EXERCISE BRIEF: Please transcribe the data that follows without the pictures, keeping every word the same.
====== RECORDS SHOWN
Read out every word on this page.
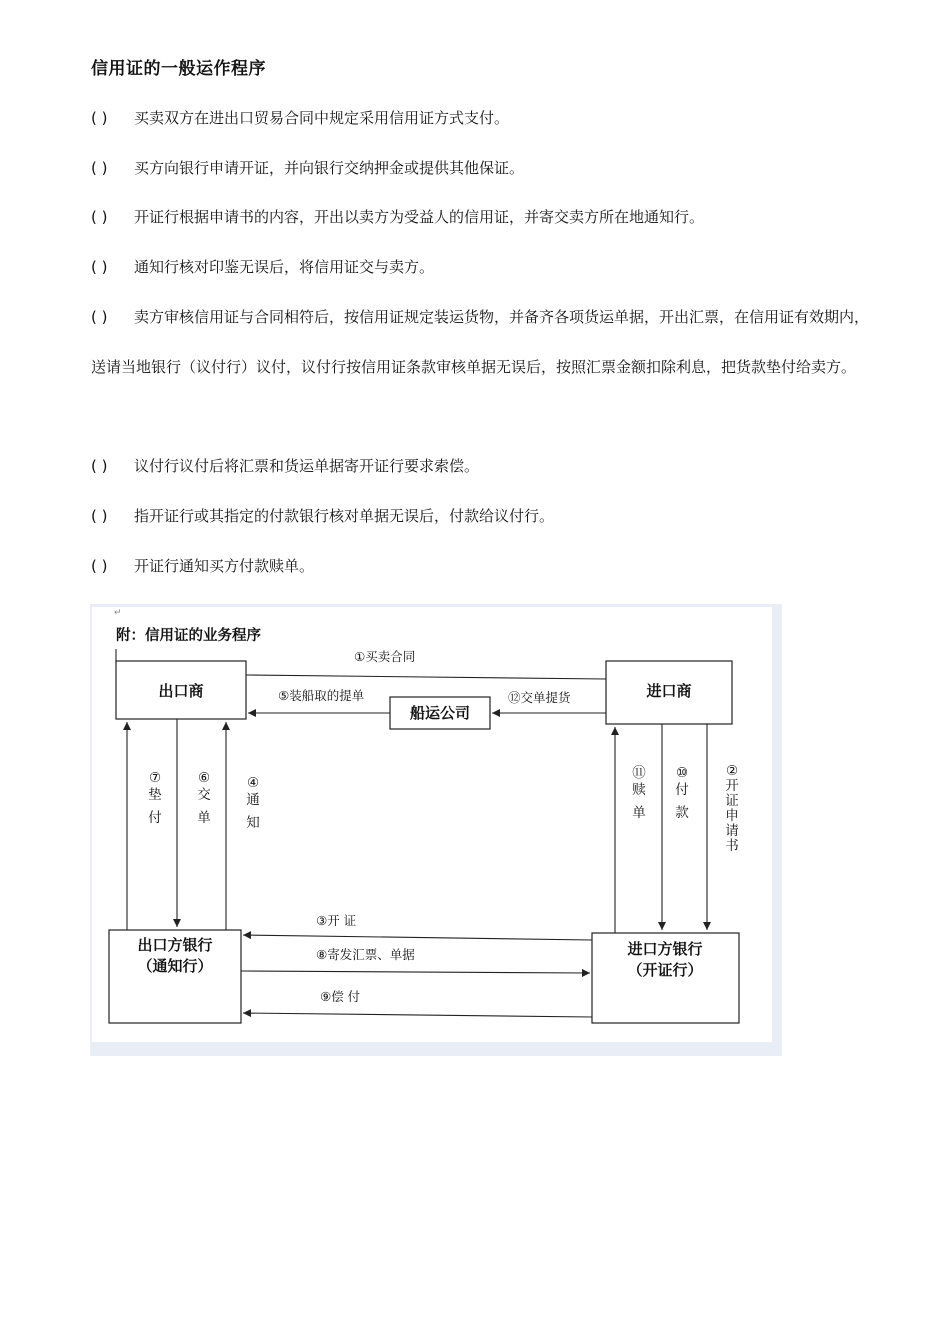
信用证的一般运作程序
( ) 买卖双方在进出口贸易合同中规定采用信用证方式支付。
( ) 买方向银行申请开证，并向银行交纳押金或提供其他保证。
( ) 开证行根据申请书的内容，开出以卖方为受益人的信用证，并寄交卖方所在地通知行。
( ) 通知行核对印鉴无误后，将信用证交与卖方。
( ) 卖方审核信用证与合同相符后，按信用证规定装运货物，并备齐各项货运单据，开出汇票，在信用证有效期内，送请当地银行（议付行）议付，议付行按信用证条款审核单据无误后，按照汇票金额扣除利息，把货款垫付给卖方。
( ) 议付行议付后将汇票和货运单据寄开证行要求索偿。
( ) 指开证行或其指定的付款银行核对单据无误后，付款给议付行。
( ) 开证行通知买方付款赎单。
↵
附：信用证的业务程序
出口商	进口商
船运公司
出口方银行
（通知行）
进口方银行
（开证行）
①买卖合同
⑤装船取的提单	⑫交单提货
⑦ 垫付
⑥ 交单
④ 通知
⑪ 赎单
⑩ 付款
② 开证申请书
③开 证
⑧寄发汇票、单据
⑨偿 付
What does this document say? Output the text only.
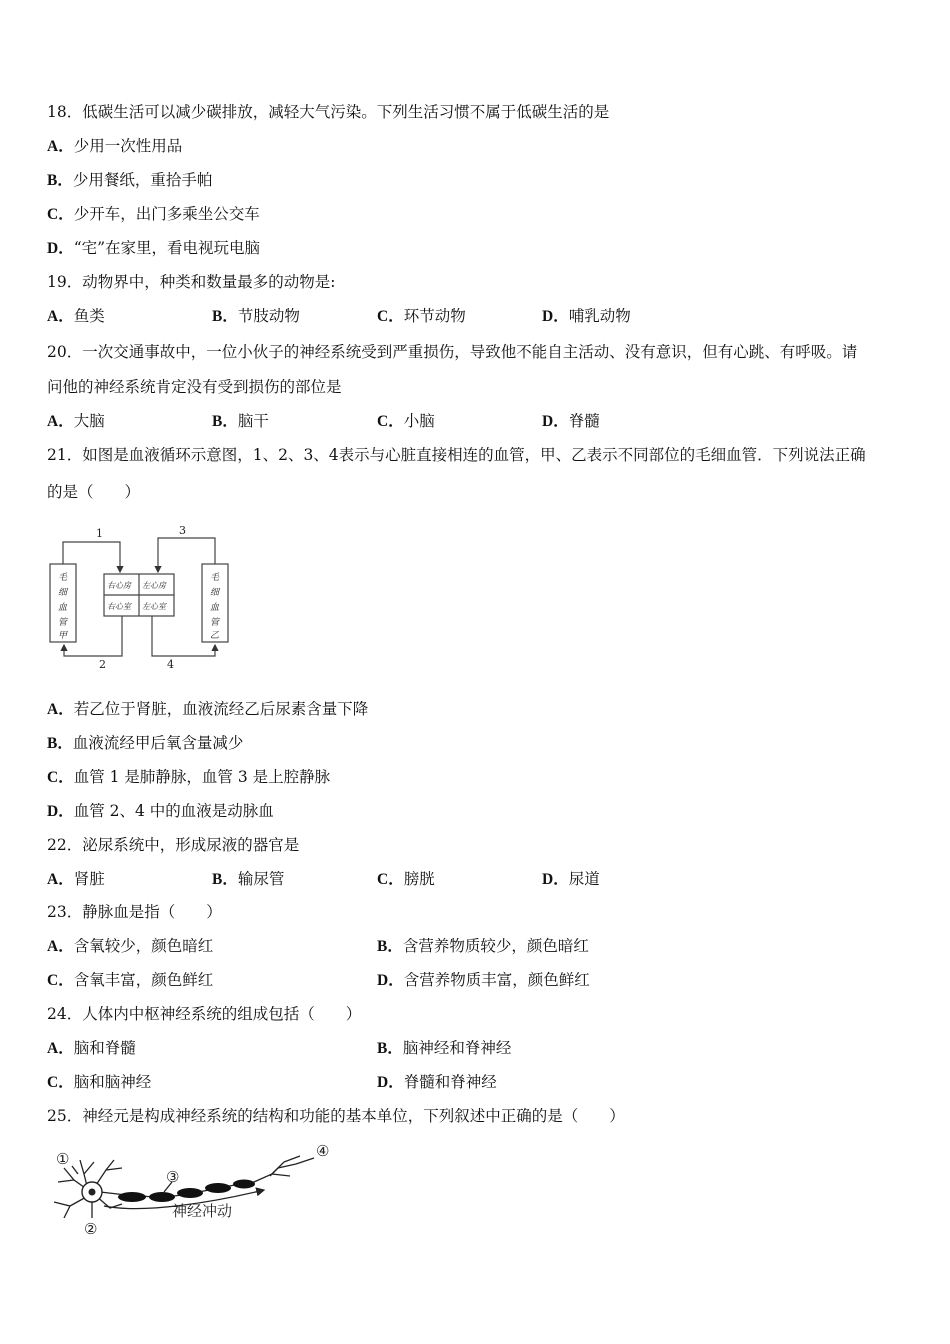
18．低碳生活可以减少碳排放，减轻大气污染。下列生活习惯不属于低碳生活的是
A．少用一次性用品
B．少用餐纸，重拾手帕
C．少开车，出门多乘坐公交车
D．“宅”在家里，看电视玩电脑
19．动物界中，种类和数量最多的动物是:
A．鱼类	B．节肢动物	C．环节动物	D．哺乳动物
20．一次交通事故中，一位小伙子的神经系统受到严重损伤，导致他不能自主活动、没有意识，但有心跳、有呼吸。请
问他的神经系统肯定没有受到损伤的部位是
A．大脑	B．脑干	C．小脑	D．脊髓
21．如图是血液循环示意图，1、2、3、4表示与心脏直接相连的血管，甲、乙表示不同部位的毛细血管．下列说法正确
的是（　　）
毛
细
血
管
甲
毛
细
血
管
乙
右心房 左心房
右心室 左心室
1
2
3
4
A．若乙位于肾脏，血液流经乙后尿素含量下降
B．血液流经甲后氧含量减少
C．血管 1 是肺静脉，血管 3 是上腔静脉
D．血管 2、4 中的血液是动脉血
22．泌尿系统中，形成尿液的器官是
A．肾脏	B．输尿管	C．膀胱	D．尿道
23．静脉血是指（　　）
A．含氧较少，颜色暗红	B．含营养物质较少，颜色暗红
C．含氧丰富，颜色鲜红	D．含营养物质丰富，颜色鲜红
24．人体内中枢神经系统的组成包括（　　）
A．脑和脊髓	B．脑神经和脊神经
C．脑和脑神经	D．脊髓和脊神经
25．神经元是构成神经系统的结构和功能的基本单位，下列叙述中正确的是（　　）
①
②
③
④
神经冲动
============
ANSWER TO THE TASK:
Read out every word on this page.
信用证的一般运作程序
( ) 买卖双方在进出口贸易合同中规定采用信用证方式支付。
( ) 买方向银行申请开证，并向银行交纳押金或提供其他保证。
( ) 开证行根据申请书的内容，开出以卖方为受益人的信用证，并寄交卖方所在地通知行。
( ) 通知行核对印鉴无误后，将信用证交与卖方。
( ) 卖方审核信用证与合同相符后，按信用证规定装运货物，并备齐各项货运单据，开出汇票，在信用证有效期内，送请当地银行（议付行）议付，议付行按信用证条款审核单据无误后，按照汇票金额扣除利息，把货款垫付给卖方。
( ) 议付行议付后将汇票和货运单据寄开证行要求索偿。
( ) 指开证行或其指定的付款银行核对单据无误后，付款给议付行。
( ) 开证行通知买方付款赎单。
↵
附：信用证的业务程序
出口商	进口商
船运公司
出口方银行
（通知行）
进口方银行
（开证行）
①买卖合同
⑤装船取的提单	⑫交单提货
⑦ 垫付
⑥ 交单
④ 通知
⑪ 赎单
⑩ 付款
② 开证申请书
③开 证
⑧寄发汇票、单据
⑨偿 付
What does this document say? Output the text only.
18．低碳生活可以减少碳排放，减轻大气污染。下列生活习惯不属于低碳生活的是
A．少用一次性用品
B．少用餐纸，重拾手帕
C．少开车，出门多乘坐公交车
D．“宅”在家里，看电视玩电脑
19．动物界中，种类和数量最多的动物是:
A．鱼类	B．节肢动物	C．环节动物	D．哺乳动物
20．一次交通事故中，一位小伙子的神经系统受到严重损伤，导致他不能自主活动、没有意识，但有心跳、有呼吸。请
问他的神经系统肯定没有受到损伤的部位是
A．大脑	B．脑干	C．小脑	D．脊髓
21．如图是血液循环示意图，1、2、3、4表示与心脏直接相连的血管，甲、乙表示不同部位的毛细血管．下列说法正确
的是（　　）
毛
细
血
管
甲
毛
细
血
管
乙
右心房 左心房
右心室 左心室
1
2
3
4
A．若乙位于肾脏，血液流经乙后尿素含量下降
B．血液流经甲后氧含量减少
C．血管 1 是肺静脉，血管 3 是上腔静脉
D．血管 2、4 中的血液是动脉血
22．泌尿系统中，形成尿液的器官是
A．肾脏	B．输尿管	C．膀胱	D．尿道
23．静脉血是指（　　）
A．含氧较少，颜色暗红	B．含营养物质较少，颜色暗红
C．含氧丰富，颜色鲜红	D．含营养物质丰富，颜色鲜红
24．人体内中枢神经系统的组成包括（　　）
A．脑和脊髓	B．脑神经和脊神经
C．脑和脑神经	D．脊髓和脊神经
25．神经元是构成神经系统的结构和功能的基本单位，下列叙述中正确的是（　　）
①
②
③
④
神经冲动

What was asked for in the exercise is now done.